Start Data entries

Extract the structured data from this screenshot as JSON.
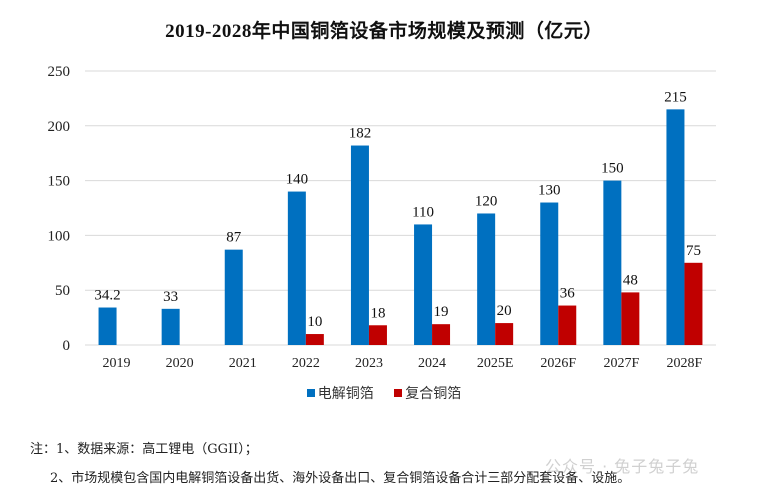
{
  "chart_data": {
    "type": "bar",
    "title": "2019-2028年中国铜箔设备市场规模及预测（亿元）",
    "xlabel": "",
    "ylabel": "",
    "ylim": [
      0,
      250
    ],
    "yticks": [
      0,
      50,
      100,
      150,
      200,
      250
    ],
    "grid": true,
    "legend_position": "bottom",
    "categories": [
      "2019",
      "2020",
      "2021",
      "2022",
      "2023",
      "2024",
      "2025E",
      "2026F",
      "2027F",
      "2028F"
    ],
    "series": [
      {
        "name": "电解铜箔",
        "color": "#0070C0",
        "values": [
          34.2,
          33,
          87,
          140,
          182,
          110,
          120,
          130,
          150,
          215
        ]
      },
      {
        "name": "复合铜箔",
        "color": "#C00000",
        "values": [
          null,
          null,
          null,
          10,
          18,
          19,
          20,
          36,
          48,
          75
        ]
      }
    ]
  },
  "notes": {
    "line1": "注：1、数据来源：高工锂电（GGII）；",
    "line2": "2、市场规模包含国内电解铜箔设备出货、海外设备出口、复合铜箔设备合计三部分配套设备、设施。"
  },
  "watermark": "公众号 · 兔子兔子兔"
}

End Data entries
Start Data entries

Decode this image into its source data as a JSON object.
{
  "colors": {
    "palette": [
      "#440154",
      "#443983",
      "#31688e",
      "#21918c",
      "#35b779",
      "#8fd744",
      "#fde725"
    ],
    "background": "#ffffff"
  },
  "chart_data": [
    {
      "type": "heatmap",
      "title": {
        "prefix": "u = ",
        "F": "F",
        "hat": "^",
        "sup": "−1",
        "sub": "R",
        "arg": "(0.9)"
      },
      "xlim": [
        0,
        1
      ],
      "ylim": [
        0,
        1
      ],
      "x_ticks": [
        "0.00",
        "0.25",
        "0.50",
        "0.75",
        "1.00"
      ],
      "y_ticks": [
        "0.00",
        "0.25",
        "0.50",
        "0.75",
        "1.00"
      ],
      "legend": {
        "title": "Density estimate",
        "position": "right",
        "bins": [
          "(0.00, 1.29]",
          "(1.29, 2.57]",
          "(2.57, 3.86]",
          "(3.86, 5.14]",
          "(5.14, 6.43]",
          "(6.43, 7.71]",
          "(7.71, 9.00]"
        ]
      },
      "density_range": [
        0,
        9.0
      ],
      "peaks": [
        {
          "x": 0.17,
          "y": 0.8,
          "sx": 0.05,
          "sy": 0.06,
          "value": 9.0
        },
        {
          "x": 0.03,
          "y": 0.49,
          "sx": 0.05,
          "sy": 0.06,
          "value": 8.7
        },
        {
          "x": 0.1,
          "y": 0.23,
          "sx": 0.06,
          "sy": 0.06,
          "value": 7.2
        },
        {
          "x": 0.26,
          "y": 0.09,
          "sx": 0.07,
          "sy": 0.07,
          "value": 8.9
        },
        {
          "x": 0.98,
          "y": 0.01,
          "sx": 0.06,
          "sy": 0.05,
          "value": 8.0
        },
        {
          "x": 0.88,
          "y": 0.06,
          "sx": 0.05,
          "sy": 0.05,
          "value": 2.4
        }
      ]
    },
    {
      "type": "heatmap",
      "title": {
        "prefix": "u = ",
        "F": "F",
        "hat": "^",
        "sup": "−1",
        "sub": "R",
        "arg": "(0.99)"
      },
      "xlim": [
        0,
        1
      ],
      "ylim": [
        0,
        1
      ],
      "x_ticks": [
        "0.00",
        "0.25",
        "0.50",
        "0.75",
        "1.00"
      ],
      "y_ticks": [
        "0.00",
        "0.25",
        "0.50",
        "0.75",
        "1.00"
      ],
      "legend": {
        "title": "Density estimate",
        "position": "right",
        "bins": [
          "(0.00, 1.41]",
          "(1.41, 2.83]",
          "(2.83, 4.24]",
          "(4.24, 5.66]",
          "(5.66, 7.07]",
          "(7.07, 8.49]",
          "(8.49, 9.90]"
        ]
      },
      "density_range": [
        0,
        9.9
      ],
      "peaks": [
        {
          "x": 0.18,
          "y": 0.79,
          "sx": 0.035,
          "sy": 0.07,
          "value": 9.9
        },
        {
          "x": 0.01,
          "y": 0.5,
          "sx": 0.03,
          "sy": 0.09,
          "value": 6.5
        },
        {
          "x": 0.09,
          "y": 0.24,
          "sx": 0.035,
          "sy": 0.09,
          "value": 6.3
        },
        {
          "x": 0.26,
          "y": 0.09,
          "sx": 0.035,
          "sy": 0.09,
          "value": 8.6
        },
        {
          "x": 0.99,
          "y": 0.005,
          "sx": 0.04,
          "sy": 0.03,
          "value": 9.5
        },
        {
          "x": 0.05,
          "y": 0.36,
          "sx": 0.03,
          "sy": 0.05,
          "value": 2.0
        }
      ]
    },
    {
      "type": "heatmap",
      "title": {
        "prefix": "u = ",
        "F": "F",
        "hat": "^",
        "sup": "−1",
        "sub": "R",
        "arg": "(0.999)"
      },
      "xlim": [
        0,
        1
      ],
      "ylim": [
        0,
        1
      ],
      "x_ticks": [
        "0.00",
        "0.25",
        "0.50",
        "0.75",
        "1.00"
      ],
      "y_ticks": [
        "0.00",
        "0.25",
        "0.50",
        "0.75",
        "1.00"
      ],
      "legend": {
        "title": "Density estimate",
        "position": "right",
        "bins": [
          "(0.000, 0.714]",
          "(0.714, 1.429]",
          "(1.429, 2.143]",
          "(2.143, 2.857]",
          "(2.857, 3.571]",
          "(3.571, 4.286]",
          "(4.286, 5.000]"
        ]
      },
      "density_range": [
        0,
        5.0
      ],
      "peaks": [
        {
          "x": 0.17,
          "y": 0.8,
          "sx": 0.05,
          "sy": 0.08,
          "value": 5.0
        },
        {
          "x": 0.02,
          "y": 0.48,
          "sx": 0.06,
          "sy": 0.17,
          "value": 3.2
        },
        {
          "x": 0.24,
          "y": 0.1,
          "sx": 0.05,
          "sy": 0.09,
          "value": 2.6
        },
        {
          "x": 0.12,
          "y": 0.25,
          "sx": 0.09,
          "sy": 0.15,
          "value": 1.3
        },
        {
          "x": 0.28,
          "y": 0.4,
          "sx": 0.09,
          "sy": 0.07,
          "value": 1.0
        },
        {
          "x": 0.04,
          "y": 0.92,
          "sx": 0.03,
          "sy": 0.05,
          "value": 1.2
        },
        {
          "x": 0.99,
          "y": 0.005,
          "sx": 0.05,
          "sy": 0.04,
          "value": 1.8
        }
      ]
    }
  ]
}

End Data entries

> Task: Pull every line containing the word "JSON" out of the material and copy it.

> Task answer:
Extract the structured data from this screenshot as JSON.
Decode this image into its source data as a JSON object.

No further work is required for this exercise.